Dataset excerpts ->
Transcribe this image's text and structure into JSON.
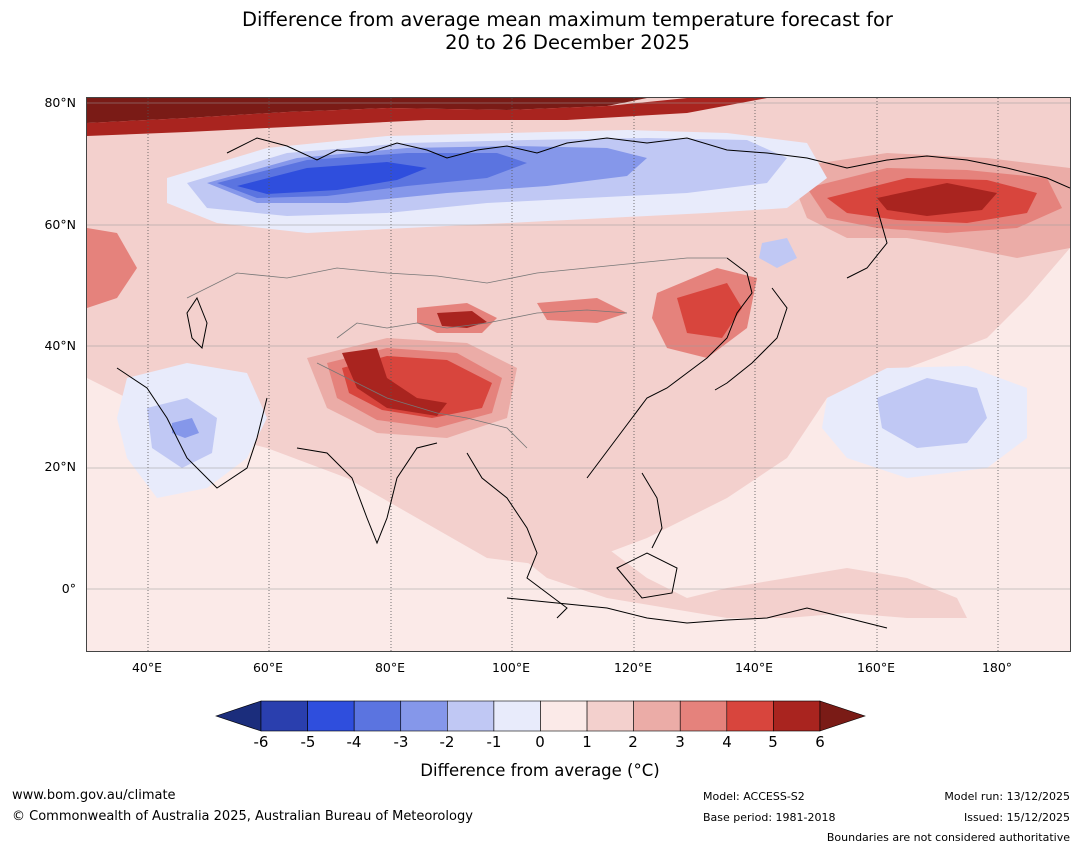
{
  "title": {
    "line1": "Difference from average mean maximum temperature forecast for",
    "line2": "20 to 26 December 2025"
  },
  "map": {
    "lat_labels": [
      "80°N",
      "60°N",
      "40°N",
      "20°N",
      "0°"
    ],
    "lon_labels": [
      "40°E",
      "60°E",
      "80°E",
      "100°E",
      "120°E",
      "140°E",
      "160°E",
      "180°"
    ],
    "extent": {
      "lon_min": 30,
      "lon_max": 192,
      "lat_min": -10,
      "lat_max": 81
    }
  },
  "colorbar": {
    "title": "Difference from average (°C)",
    "ticks": [
      "-6",
      "-5",
      "-4",
      "-3",
      "-2",
      "-1",
      "0",
      "1",
      "2",
      "3",
      "4",
      "5",
      "6"
    ],
    "colors": {
      "below_min": "#1b2d7c",
      "m6_m5": "#2a3fae",
      "m5_m4": "#2f4edd",
      "m4_m3": "#5b74e0",
      "m3_m2": "#8597ea",
      "m2_m1": "#c0c8f4",
      "m1_0": "#e8ebfb",
      "0_1": "#fbeae8",
      "1_2": "#f3d0cd",
      "2_3": "#ebaca7",
      "3_4": "#e5827c",
      "4_5": "#d8453d",
      "5_6": "#a9241f",
      "above_max": "#7a1b16"
    }
  },
  "footer": {
    "website": "www.bom.gov.au/climate",
    "copyright": "© Commonwealth of Australia 2025, Australian Bureau of Meteorology",
    "model": "Model: ACCESS-S2",
    "base_period": "Base period: 1981-2018",
    "model_run": "Model run: 13/12/2025",
    "issued": "Issued: 15/12/2025",
    "disclaimer": "Boundaries are not considered authoritative"
  }
}
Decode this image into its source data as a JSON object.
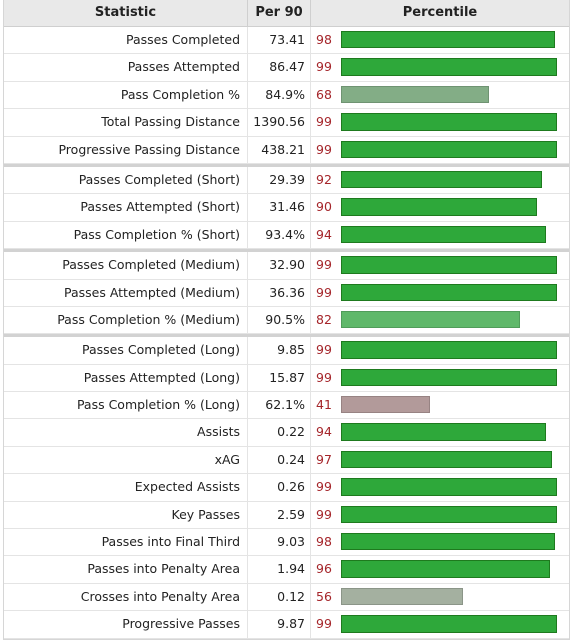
{
  "header": {
    "statistic": "Statistic",
    "per90": "Per 90",
    "percentile": "Percentile"
  },
  "colors": {
    "high": "#2ea83a",
    "mid_high": "#5fb86a",
    "mid": "#83ad86",
    "mid_low": "#a4b0a0",
    "low": "#b29a9a"
  },
  "rows": [
    {
      "stat": "Passes Completed",
      "per90": "73.41",
      "pct": "98",
      "group_start": false
    },
    {
      "stat": "Passes Attempted",
      "per90": "86.47",
      "pct": "99",
      "group_start": false
    },
    {
      "stat": "Pass Completion %",
      "per90": "84.9%",
      "pct": "68",
      "group_start": false
    },
    {
      "stat": "Total Passing Distance",
      "per90": "1390.56",
      "pct": "99",
      "group_start": false
    },
    {
      "stat": "Progressive Passing Distance",
      "per90": "438.21",
      "pct": "99",
      "group_start": false
    },
    {
      "stat": "Passes Completed (Short)",
      "per90": "29.39",
      "pct": "92",
      "group_start": true
    },
    {
      "stat": "Passes Attempted (Short)",
      "per90": "31.46",
      "pct": "90",
      "group_start": false
    },
    {
      "stat": "Pass Completion % (Short)",
      "per90": "93.4%",
      "pct": "94",
      "group_start": false
    },
    {
      "stat": "Passes Completed (Medium)",
      "per90": "32.90",
      "pct": "99",
      "group_start": true
    },
    {
      "stat": "Passes Attempted (Medium)",
      "per90": "36.36",
      "pct": "99",
      "group_start": false
    },
    {
      "stat": "Pass Completion % (Medium)",
      "per90": "90.5%",
      "pct": "82",
      "group_start": false
    },
    {
      "stat": "Passes Completed (Long)",
      "per90": "9.85",
      "pct": "99",
      "group_start": true
    },
    {
      "stat": "Passes Attempted (Long)",
      "per90": "15.87",
      "pct": "99",
      "group_start": false
    },
    {
      "stat": "Pass Completion % (Long)",
      "per90": "62.1%",
      "pct": "41",
      "group_start": false
    },
    {
      "stat": "Assists",
      "per90": "0.22",
      "pct": "94",
      "group_start": false
    },
    {
      "stat": "xAG",
      "per90": "0.24",
      "pct": "97",
      "group_start": false
    },
    {
      "stat": "Expected Assists",
      "per90": "0.26",
      "pct": "99",
      "group_start": false
    },
    {
      "stat": "Key Passes",
      "per90": "2.59",
      "pct": "99",
      "group_start": false
    },
    {
      "stat": "Passes into Final Third",
      "per90": "9.03",
      "pct": "98",
      "group_start": false
    },
    {
      "stat": "Passes into Penalty Area",
      "per90": "1.94",
      "pct": "96",
      "group_start": false
    },
    {
      "stat": "Crosses into Penalty Area",
      "per90": "0.12",
      "pct": "56",
      "group_start": false
    },
    {
      "stat": "Progressive Passes",
      "per90": "9.87",
      "pct": "99",
      "group_start": false
    }
  ]
}
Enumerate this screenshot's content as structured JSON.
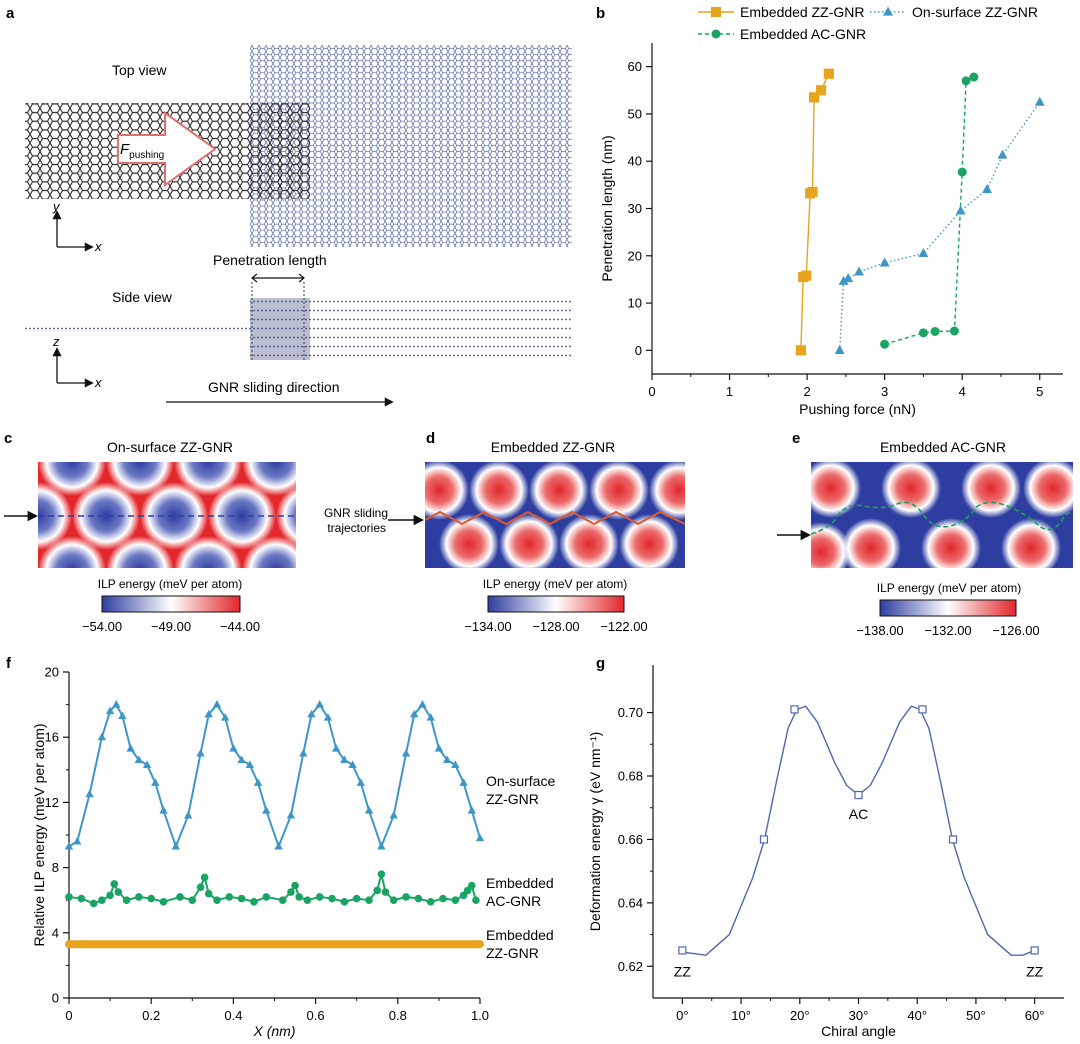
{
  "panel_a": {
    "label": "a",
    "top_view": "Top view",
    "side_view": "Side view",
    "force_symbol": "F",
    "force_subscript": "pushing",
    "axis_x": "x",
    "axis_y": "y",
    "axis_z": "z",
    "penetration_length": "Penetration length",
    "sliding_direction": "GNR sliding direction"
  },
  "panel_c": {
    "label": "c",
    "title": "On-surface ZZ-GNR",
    "cbar_title": "ILP energy (meV per atom)",
    "cbar_ticks": [
      "−54.00",
      "−49.00",
      "−44.00"
    ]
  },
  "panel_d": {
    "label": "d",
    "title": "Embedded ZZ-GNR",
    "trajectories_label_1": "GNR sliding",
    "trajectories_label_2": "trajectories",
    "cbar_title": "ILP energy (meV per atom)",
    "cbar_ticks": [
      "−134.00",
      "−128.00",
      "−122.00"
    ]
  },
  "panel_e": {
    "label": "e",
    "title": "Embedded AC-GNR",
    "cbar_title": "ILP energy (meV per atom)",
    "cbar_ticks": [
      "−138.00",
      "−132.00",
      "−126.00"
    ]
  },
  "colors": {
    "orange": "#e8a31d",
    "blue": "#3e96c8",
    "green": "#19a463",
    "map_blue": "#2e3da0",
    "map_red": "#e2262b",
    "curve_g": "#5068b0"
  },
  "chart_data": [
    {
      "id": "b",
      "label": "b",
      "type": "line",
      "xlabel": "Pushing force (nN)",
      "ylabel": "Penetration length (nm)",
      "xlim": [
        0,
        5.3
      ],
      "ylim": [
        -5,
        65
      ],
      "xticks": [
        "0",
        "1",
        "2",
        "3",
        "4",
        "5"
      ],
      "yticks": [
        "0",
        "10",
        "20",
        "30",
        "40",
        "50",
        "60"
      ],
      "legend": "top",
      "series": [
        {
          "name": "Embedded ZZ-GNR",
          "color": "#e8a31d",
          "marker": "square",
          "dash": "solid",
          "x": [
            1.92,
            1.95,
            1.99,
            2.04,
            2.07,
            2.09,
            2.18,
            2.28
          ],
          "y": [
            0,
            15.5,
            15.8,
            33.2,
            33.5,
            53.5,
            55,
            58.5
          ]
        },
        {
          "name": "Embedded AC-GNR",
          "color": "#19a463",
          "marker": "circle",
          "dash": "dash",
          "x": [
            3.0,
            3.5,
            3.65,
            3.9,
            4.0,
            4.05,
            4.15
          ],
          "y": [
            1.3,
            3.7,
            4.0,
            4.1,
            37.7,
            57.0,
            57.8
          ]
        },
        {
          "name": "On-surface ZZ-GNR",
          "color": "#3e96c8",
          "marker": "triangle",
          "dash": "dot",
          "x": [
            2.42,
            2.47,
            2.53,
            2.67,
            3.0,
            3.5,
            3.98,
            4.32,
            4.52,
            5.0
          ],
          "y": [
            0,
            14.6,
            15.2,
            16.6,
            18.5,
            20.5,
            29.5,
            34.0,
            41.3,
            52.5
          ]
        }
      ]
    },
    {
      "id": "f",
      "label": "f",
      "type": "line",
      "xlabel": "X (nm)",
      "ylabel": "Relative ILP energy (meV per atom)",
      "xlim": [
        0,
        1.0
      ],
      "ylim": [
        0,
        20
      ],
      "xticks": [
        "0",
        "0.2",
        "0.4",
        "0.6",
        "0.8",
        "1.0"
      ],
      "yticks": [
        "0",
        "4",
        "8",
        "12",
        "16",
        "20"
      ],
      "series": [
        {
          "name": "On-surface ZZ-GNR",
          "label_lines": [
            "On-surface",
            "ZZ-GNR"
          ],
          "color": "#3e96c8",
          "marker": "triangle",
          "x": [
            0.0,
            0.02,
            0.05,
            0.08,
            0.1,
            0.115,
            0.13,
            0.15,
            0.17,
            0.19,
            0.21,
            0.23,
            0.26,
            0.29,
            0.32,
            0.34,
            0.36,
            0.38,
            0.4,
            0.42,
            0.44,
            0.46,
            0.48,
            0.51,
            0.54,
            0.57,
            0.59,
            0.61,
            0.63,
            0.65,
            0.67,
            0.69,
            0.71,
            0.73,
            0.76,
            0.79,
            0.82,
            0.84,
            0.86,
            0.88,
            0.9,
            0.92,
            0.94,
            0.96,
            0.98,
            1.0
          ],
          "y": [
            9.3,
            9.6,
            12.5,
            16.0,
            17.6,
            18.0,
            17.3,
            15.3,
            14.6,
            14.3,
            13.2,
            11.5,
            9.3,
            11.2,
            15.0,
            17.4,
            18.0,
            17.2,
            15.3,
            14.6,
            14.3,
            13.2,
            11.5,
            9.3,
            11.2,
            15.0,
            17.4,
            18.0,
            17.2,
            15.3,
            14.6,
            14.3,
            13.2,
            11.5,
            9.3,
            11.2,
            15.0,
            17.4,
            18.0,
            17.2,
            15.3,
            14.6,
            14.3,
            13.2,
            11.5,
            9.8
          ]
        },
        {
          "name": "Embedded AC-GNR",
          "label_lines": [
            "Embedded",
            "AC-GNR"
          ],
          "color": "#19a463",
          "marker": "circle",
          "x": [
            0.0,
            0.03,
            0.06,
            0.08,
            0.1,
            0.11,
            0.12,
            0.14,
            0.17,
            0.2,
            0.23,
            0.27,
            0.3,
            0.32,
            0.33,
            0.34,
            0.36,
            0.39,
            0.42,
            0.45,
            0.48,
            0.52,
            0.54,
            0.55,
            0.56,
            0.58,
            0.61,
            0.64,
            0.67,
            0.7,
            0.73,
            0.75,
            0.76,
            0.77,
            0.79,
            0.82,
            0.85,
            0.88,
            0.91,
            0.94,
            0.96,
            0.97,
            0.98,
            0.99
          ],
          "y": [
            6.2,
            6.1,
            5.8,
            6.0,
            6.3,
            7.0,
            6.5,
            6.0,
            6.2,
            6.1,
            5.9,
            6.2,
            6.0,
            6.8,
            7.4,
            6.4,
            6.0,
            6.2,
            6.1,
            5.9,
            6.2,
            6.0,
            6.5,
            6.9,
            6.2,
            6.0,
            6.2,
            6.1,
            5.9,
            6.1,
            6.0,
            6.6,
            7.6,
            6.5,
            6.0,
            6.2,
            6.1,
            5.9,
            6.1,
            6.0,
            6.3,
            6.6,
            6.9,
            6.0
          ]
        },
        {
          "name": "Embedded ZZ-GNR",
          "label_lines": [
            "Embedded",
            "ZZ-GNR"
          ],
          "color": "#e8a31d",
          "marker": "circle",
          "x": [
            0.0,
            0.05,
            0.1,
            0.15,
            0.2,
            0.25,
            0.3,
            0.35,
            0.4,
            0.45,
            0.5,
            0.55,
            0.6,
            0.65,
            0.7,
            0.75,
            0.8,
            0.85,
            0.9,
            0.95,
            1.0
          ],
          "y": [
            3.3,
            3.3,
            3.3,
            3.3,
            3.3,
            3.3,
            3.3,
            3.3,
            3.3,
            3.3,
            3.3,
            3.3,
            3.3,
            3.3,
            3.3,
            3.3,
            3.3,
            3.3,
            3.3,
            3.3,
            3.3
          ]
        }
      ]
    },
    {
      "id": "g",
      "label": "g",
      "type": "line",
      "xlabel": "Chiral angle",
      "ylabel": "Deformation energy γ (eV nm⁻¹)",
      "xlim": [
        -5,
        65
      ],
      "ylim": [
        0.61,
        0.715
      ],
      "xticks": [
        "0°",
        "10°",
        "20°",
        "30°",
        "40°",
        "50°",
        "60°"
      ],
      "yticks": [
        "0.62",
        "0.64",
        "0.66",
        "0.68",
        "0.70"
      ],
      "annotations": [
        "ZZ",
        "AC",
        "ZZ"
      ],
      "points": {
        "x": [
          0,
          13.9,
          19.1,
          30,
          40.9,
          46.1,
          60
        ],
        "y": [
          0.625,
          0.66,
          0.701,
          0.674,
          0.701,
          0.66,
          0.625
        ]
      },
      "curve": {
        "x": [
          0,
          4,
          8,
          12,
          14,
          16,
          18,
          19.5,
          21,
          23,
          26,
          28,
          30,
          32,
          34,
          37,
          39,
          40.5,
          42,
          44,
          46,
          48,
          52,
          56,
          58,
          60
        ],
        "y": [
          0.6245,
          0.6235,
          0.63,
          0.648,
          0.66,
          0.678,
          0.695,
          0.701,
          0.702,
          0.697,
          0.684,
          0.677,
          0.674,
          0.677,
          0.684,
          0.697,
          0.702,
          0.701,
          0.695,
          0.678,
          0.66,
          0.648,
          0.63,
          0.6235,
          0.6235,
          0.625
        ]
      }
    }
  ]
}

What this task involves ->
Search the records for the word "Penalty" and copy every line where it occurs.

Complete response ->
      "stat": "Passes into Penalty Area",
      "stat": "Crosses into Penalty Area",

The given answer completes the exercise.